TRY IT: In the records that come next, find every line with "chromosome". Return those lines.

(Page transcription entries)
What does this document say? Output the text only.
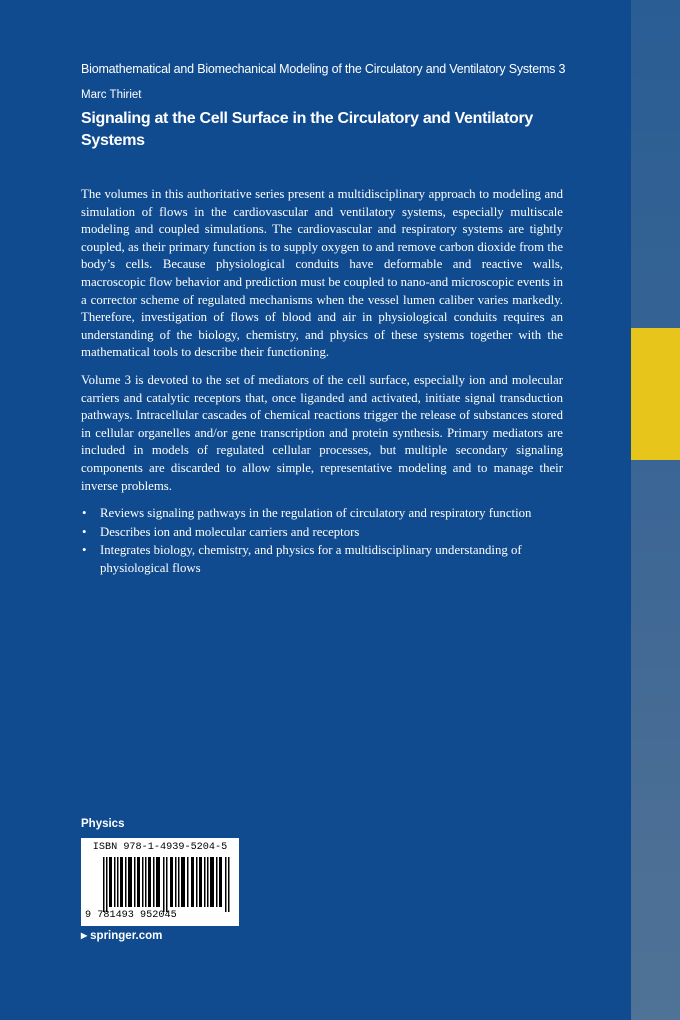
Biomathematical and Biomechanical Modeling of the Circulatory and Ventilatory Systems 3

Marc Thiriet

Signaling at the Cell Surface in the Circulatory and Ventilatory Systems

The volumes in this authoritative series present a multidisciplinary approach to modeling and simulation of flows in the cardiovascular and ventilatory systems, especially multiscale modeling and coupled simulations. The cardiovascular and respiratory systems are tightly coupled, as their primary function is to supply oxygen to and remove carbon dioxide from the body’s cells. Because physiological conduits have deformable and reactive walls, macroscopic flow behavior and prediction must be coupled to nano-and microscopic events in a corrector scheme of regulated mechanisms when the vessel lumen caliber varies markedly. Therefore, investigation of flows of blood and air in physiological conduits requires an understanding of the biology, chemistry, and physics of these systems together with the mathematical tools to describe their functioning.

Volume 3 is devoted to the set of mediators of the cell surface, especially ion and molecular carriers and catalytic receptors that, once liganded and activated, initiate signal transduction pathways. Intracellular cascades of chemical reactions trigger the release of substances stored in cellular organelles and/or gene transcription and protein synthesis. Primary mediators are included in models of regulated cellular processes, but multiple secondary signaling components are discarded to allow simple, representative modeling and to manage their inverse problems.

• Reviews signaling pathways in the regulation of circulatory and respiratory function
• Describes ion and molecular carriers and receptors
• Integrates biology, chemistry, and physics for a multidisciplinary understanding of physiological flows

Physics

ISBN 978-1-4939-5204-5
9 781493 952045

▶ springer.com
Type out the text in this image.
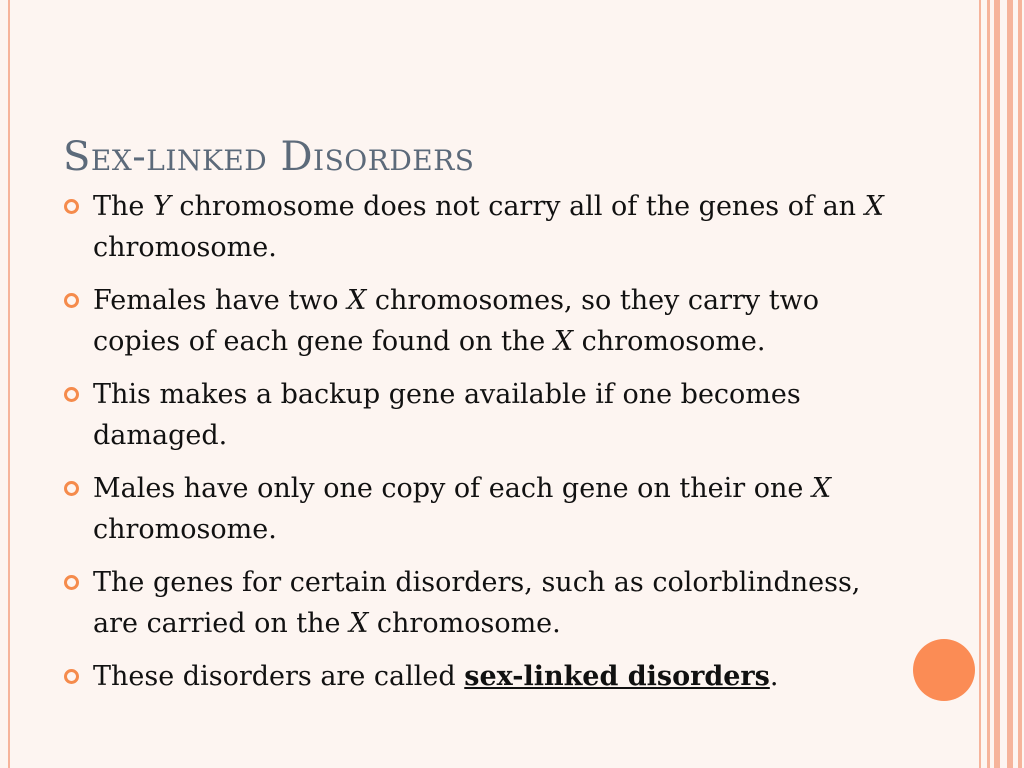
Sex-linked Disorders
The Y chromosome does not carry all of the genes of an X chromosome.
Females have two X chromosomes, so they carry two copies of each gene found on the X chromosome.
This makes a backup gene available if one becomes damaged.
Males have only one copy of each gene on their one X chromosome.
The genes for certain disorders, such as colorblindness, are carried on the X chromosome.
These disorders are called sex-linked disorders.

PROBLEM SOLUTION:
The Y chromosome does not carry all of the genes of an X chromosome.
Females have two X chromosomes, so they carry two copies of each gene found on the X chromosome.
Males have only one copy of each gene on their one X chromosome.
The genes for certain disorders, such as colorblindness, are carried on the X chromosome.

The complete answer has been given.